## DIRECTIONS
Could you transcribe every record below exactly as written, leaving out any pictures?

## TASK INPUT
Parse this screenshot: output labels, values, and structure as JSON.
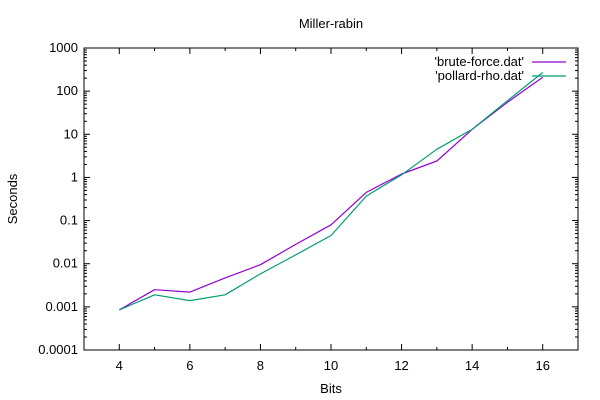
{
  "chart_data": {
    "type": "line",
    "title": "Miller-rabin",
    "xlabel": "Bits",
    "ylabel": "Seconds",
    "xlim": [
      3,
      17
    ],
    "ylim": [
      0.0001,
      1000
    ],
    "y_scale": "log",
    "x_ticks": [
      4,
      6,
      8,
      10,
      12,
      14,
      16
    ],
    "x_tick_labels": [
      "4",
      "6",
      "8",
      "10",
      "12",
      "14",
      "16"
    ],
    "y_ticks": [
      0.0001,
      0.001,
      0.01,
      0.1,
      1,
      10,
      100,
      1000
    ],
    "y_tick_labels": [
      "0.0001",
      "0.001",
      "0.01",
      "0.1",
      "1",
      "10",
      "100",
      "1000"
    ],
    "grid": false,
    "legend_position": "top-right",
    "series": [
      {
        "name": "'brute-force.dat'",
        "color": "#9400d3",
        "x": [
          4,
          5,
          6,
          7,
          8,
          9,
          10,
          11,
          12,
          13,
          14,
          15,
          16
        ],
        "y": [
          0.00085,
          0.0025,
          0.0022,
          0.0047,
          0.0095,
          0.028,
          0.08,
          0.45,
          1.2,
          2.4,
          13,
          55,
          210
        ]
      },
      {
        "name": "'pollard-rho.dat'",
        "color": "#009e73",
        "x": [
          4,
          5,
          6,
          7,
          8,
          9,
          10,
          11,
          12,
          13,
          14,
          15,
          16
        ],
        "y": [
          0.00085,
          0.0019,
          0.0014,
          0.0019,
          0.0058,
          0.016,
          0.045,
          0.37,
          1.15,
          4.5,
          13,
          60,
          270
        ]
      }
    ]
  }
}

## CORRECT OUTPUT
Parse this screenshot: output labels, values, and structure as JSON.
{
  "chart_data": {
    "type": "line",
    "title": "Miller-rabin",
    "xlabel": "Bits",
    "ylabel": "Seconds",
    "xlim": [
      3,
      17
    ],
    "ylim": [
      0.0001,
      1000
    ],
    "y_scale": "log",
    "x_ticks": [
      4,
      6,
      8,
      10,
      12,
      14,
      16
    ],
    "x_tick_labels": [
      "4",
      "6",
      "8",
      "10",
      "12",
      "14",
      "16"
    ],
    "y_ticks": [
      0.0001,
      0.001,
      0.01,
      0.1,
      1,
      10,
      100,
      1000
    ],
    "y_tick_labels": [
      "0.0001",
      "0.001",
      "0.01",
      "0.1",
      "1",
      "10",
      "100",
      "1000"
    ],
    "grid": false,
    "legend_position": "top-right",
    "series": [
      {
        "name": "'brute-force.dat'",
        "color": "#9400d3",
        "x": [
          4,
          5,
          6,
          7,
          8,
          9,
          10,
          11,
          12,
          13,
          14,
          15,
          16
        ],
        "y": [
          0.00085,
          0.0025,
          0.0022,
          0.0047,
          0.0095,
          0.028,
          0.08,
          0.45,
          1.2,
          2.4,
          13,
          55,
          210
        ]
      },
      {
        "name": "'pollard-rho.dat'",
        "color": "#009e73",
        "x": [
          4,
          5,
          6,
          7,
          8,
          9,
          10,
          11,
          12,
          13,
          14,
          15,
          16
        ],
        "y": [
          0.00085,
          0.0019,
          0.0014,
          0.0019,
          0.0058,
          0.016,
          0.045,
          0.37,
          1.15,
          4.5,
          13,
          60,
          270
        ]
      }
    ]
  }
}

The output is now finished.